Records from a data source
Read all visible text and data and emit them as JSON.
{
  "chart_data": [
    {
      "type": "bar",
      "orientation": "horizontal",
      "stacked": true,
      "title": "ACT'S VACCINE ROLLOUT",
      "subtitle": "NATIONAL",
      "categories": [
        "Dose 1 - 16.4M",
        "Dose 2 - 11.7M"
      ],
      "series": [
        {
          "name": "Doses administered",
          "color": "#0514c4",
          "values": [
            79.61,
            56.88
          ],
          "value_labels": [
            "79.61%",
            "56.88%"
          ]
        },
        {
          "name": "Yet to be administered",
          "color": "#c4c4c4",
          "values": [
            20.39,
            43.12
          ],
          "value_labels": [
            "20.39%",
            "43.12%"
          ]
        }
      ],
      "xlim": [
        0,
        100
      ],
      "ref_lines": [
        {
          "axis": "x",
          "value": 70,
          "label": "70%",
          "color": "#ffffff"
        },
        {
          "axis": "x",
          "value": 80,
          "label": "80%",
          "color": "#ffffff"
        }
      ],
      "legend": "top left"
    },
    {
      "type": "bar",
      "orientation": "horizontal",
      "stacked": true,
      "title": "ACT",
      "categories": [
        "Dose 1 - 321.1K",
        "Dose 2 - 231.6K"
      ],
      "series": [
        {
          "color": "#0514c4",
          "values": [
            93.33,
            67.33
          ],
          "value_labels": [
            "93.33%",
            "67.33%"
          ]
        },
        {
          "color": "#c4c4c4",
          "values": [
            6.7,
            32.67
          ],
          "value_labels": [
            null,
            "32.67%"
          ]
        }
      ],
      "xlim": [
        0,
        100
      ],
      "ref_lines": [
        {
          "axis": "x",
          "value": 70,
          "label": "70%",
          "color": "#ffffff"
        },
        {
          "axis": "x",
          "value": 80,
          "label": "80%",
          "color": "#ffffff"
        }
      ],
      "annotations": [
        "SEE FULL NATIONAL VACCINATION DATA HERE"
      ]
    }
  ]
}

* * *

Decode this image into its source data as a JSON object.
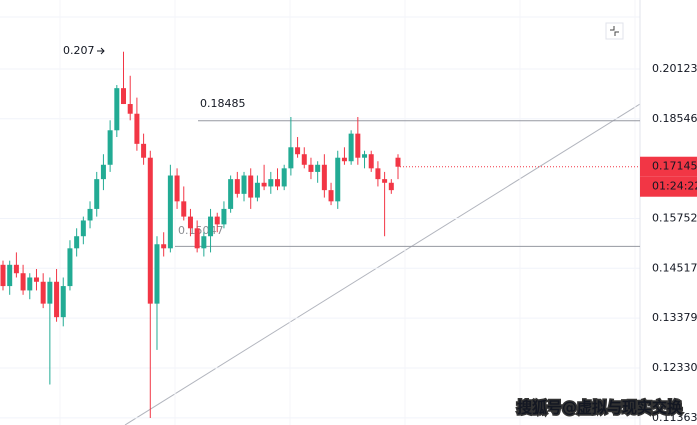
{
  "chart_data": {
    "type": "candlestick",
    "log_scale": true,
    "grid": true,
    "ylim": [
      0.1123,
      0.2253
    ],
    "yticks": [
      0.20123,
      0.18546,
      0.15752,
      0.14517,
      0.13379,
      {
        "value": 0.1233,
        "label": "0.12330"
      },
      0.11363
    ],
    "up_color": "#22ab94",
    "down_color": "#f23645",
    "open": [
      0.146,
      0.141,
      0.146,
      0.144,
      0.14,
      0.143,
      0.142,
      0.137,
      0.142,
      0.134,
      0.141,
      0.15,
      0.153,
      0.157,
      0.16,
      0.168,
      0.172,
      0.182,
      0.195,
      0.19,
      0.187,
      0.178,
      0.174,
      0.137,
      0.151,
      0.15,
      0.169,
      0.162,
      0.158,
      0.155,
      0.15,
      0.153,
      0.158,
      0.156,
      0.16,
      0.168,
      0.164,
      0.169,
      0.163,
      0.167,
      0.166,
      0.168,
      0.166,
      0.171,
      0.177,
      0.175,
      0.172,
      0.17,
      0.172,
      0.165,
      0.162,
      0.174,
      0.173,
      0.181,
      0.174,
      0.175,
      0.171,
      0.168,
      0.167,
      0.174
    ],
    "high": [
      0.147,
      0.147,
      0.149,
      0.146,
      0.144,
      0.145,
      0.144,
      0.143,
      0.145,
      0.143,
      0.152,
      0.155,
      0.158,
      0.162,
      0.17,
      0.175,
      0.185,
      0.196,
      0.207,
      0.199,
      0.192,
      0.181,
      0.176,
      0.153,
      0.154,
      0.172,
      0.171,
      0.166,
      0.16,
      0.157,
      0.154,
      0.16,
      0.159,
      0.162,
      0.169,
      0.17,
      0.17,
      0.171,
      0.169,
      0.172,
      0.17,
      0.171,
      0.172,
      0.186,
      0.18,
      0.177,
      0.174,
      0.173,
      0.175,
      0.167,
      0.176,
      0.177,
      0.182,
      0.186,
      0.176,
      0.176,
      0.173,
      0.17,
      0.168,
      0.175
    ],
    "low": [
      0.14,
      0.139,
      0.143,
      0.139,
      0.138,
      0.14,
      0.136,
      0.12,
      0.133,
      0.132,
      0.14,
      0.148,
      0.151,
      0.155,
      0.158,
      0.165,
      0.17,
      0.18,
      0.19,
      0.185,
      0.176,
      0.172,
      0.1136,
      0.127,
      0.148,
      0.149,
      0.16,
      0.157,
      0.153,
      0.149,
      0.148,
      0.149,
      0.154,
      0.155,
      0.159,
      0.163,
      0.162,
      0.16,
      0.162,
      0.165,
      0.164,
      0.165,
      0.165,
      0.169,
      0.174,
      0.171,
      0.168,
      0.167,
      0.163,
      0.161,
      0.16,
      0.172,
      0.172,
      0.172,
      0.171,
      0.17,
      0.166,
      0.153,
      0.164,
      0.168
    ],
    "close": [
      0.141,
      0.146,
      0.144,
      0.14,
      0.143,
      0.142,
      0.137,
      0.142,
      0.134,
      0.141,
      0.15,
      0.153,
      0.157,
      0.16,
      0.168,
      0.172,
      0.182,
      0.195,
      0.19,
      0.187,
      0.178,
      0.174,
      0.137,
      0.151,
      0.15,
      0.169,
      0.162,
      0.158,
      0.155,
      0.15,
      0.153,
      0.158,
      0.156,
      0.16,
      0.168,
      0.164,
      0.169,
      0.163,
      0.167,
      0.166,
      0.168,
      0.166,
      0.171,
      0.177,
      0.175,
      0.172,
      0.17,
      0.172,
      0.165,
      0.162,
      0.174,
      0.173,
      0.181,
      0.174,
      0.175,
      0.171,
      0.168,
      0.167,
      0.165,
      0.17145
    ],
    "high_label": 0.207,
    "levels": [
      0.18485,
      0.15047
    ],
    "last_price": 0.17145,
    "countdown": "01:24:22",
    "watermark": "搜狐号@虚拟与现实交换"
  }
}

Given instruction: Copy every line of the listing that contains the word "name".

Problem solution:
          "name": "Doses administered",
          "name": "Yet to be administered",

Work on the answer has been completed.